[Source document]
◆ ◆ ◆ ◆ ◆ ◆ ◆
After countless calls that went nowhere, he thought he had finally proved his identity. But his six weeks of benefits never arrived.

“So I got a letter saying that my claim was legitimate, and everything was fine, and we're good to go,” Baker said. “And then shortly after that, maybe about a month or two, something came from one of the judges, saying that I did not supply documentation to validate who I was in time. When it's clearly in my records.”

So Baker had to file an appeal which now, three months later, still has not been resolved.

He has even sent emails to VEC Commissioner Ellen Marie Hess and Gov. Northam’s “Workforce Development” Director Megan Healy.

They did not respond.

It got worse when the VEC shut down for its much-delayed upgrade in November when the same fraudster somehow got back into his account.

“I'm waiting to have my appeal heard, but the person who has fraudulently taken over my account has access to and can see everything, on the portal after the upgrade,” said Baker. “I reported that. So they gave me a new PIN number. But they then told me, ‘We don't use pin numbers anymore. We use phone numbers.’ I'm like, why would you use a phone number when you gave me a document stating that I have to supply the PIN number in order for me to get any type of assistance?”

For Baker who has been working with computer systems for more than 20 years, the experience revealed the VEC's greatest vulnerability: how it verifies users. He says the new and improved VEC system is still woefully inadequate.

“We're talking about a three-decade-old problem, and you're still using a three-decade-old verification system, you know, asking me the security questions,” Baker said. “What was your high school mascot? What was your mother's maiden name? Instead of going with the two-factor verification which everybody uses now? VEC is not using it.”

As he waits on getting the benefits that put a hole in his finances nine months ago, Baker says the hacker and the VEC have both done lasting damage.
◆ ◆ ◆ ◆ ◆ ◆ ◆
[Material provided]
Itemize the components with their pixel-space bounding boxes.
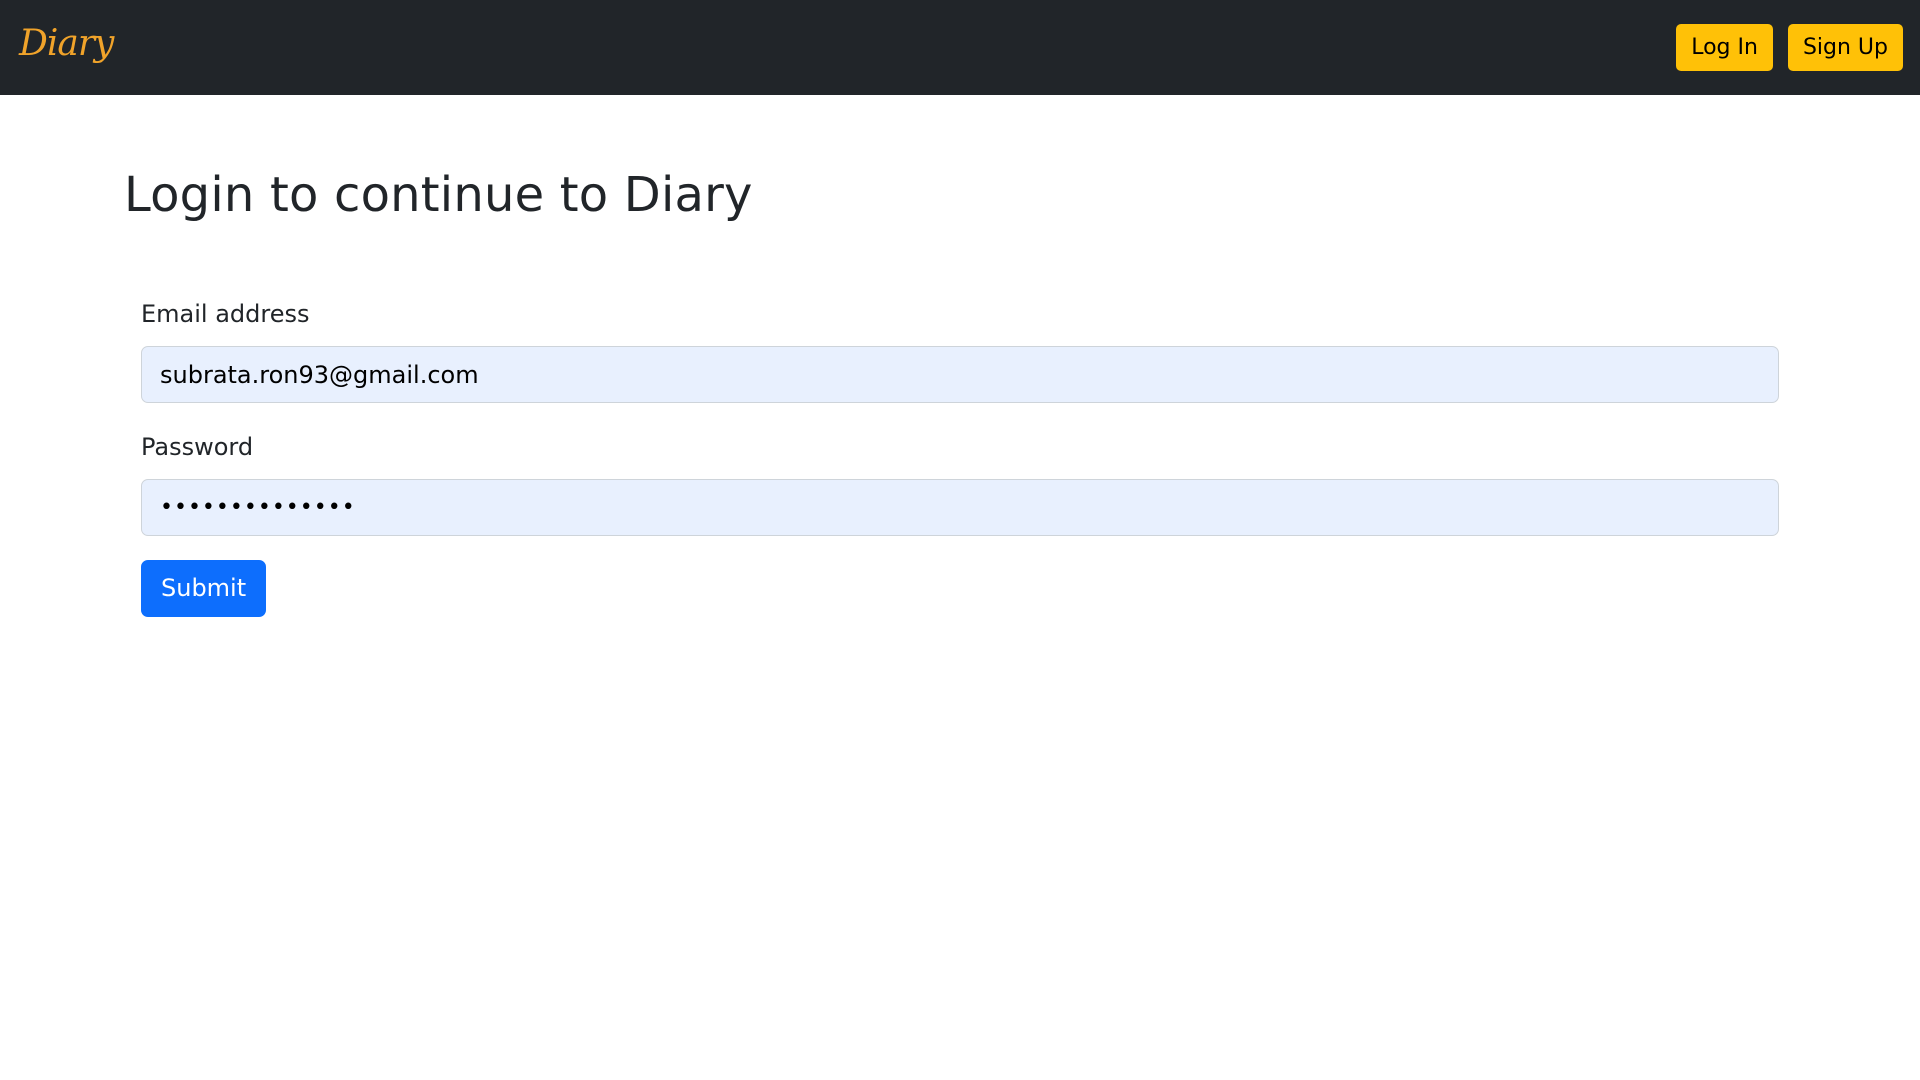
◆ ◆ ◆ ◆ ◆ ◆ ◆
[Set exercise] Retype the passage of the VEC article that begins with the words containing "After countless calls" and ends with "not been resolved.", keeping every word and mark unchanged.

[Answer to this problem]
After countless calls that went nowhere, he thought he had finally proved his identity. But his six weeks of benefits never arrived.

“So I got a letter saying that my claim was legitimate, and everything was fine, and we're good to go,” Baker said. “And then shortly after that, maybe about a month or two, something came from one of the judges, saying that I did not supply documentation to validate who I was in time. When it's clearly in my records.”

So Baker had to file an appeal which now, three months later, still has not been resolved.